What the task asks — From the listing below, extract each line containing the string "name".

Listed entries —
────────────────────────────────────────

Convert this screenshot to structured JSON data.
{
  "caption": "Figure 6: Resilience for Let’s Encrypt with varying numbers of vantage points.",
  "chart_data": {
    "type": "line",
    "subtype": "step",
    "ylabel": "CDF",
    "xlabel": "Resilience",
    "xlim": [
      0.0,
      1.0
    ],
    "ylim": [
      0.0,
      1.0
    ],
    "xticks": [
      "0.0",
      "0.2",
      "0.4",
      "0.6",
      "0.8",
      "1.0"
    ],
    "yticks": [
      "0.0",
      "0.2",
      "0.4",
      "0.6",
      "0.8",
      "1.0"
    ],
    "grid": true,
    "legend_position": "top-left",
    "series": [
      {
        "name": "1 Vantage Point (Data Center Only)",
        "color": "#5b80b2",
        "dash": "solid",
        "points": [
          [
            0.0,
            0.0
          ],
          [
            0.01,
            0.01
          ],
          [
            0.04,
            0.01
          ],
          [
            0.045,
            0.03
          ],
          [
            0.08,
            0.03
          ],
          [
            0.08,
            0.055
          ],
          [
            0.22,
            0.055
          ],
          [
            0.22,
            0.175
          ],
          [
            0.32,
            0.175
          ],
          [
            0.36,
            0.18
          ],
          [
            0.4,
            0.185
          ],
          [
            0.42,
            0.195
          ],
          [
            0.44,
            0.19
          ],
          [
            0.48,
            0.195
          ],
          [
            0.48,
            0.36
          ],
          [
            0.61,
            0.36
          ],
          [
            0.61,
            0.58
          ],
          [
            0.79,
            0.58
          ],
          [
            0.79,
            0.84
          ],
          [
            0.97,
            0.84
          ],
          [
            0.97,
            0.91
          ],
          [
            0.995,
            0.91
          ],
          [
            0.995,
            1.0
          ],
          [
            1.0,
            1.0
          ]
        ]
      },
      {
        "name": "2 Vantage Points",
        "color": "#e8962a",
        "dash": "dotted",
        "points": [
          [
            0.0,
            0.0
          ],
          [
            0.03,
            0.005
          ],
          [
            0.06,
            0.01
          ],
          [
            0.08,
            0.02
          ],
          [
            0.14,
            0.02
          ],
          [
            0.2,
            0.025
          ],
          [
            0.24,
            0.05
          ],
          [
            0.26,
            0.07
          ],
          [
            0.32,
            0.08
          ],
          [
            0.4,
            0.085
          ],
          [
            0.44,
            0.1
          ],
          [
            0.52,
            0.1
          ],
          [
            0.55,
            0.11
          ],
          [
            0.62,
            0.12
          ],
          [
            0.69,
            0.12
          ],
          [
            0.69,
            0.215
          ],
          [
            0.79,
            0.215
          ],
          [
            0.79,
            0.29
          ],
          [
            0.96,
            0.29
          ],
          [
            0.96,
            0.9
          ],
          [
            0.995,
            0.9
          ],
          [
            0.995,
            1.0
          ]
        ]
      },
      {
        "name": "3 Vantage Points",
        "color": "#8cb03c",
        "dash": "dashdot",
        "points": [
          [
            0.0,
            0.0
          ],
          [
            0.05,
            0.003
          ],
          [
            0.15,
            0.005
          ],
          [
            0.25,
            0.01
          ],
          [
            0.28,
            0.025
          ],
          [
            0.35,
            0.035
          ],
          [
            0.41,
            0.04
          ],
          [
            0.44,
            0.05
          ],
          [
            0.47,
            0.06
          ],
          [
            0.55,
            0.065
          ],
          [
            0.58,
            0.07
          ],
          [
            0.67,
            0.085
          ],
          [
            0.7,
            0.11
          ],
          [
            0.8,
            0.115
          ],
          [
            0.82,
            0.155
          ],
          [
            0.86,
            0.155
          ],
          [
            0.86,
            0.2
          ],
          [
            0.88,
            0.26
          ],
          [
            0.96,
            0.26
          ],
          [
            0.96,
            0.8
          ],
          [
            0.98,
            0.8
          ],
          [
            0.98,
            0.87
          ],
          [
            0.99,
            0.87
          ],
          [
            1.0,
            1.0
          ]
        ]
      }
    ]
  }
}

────────────────────────────────────────

Exercise response —
        "name": "1 Vantage Point (Data Center Only)",
        "name": "2 Vantage Points",
        "name": "3 Vantage Points",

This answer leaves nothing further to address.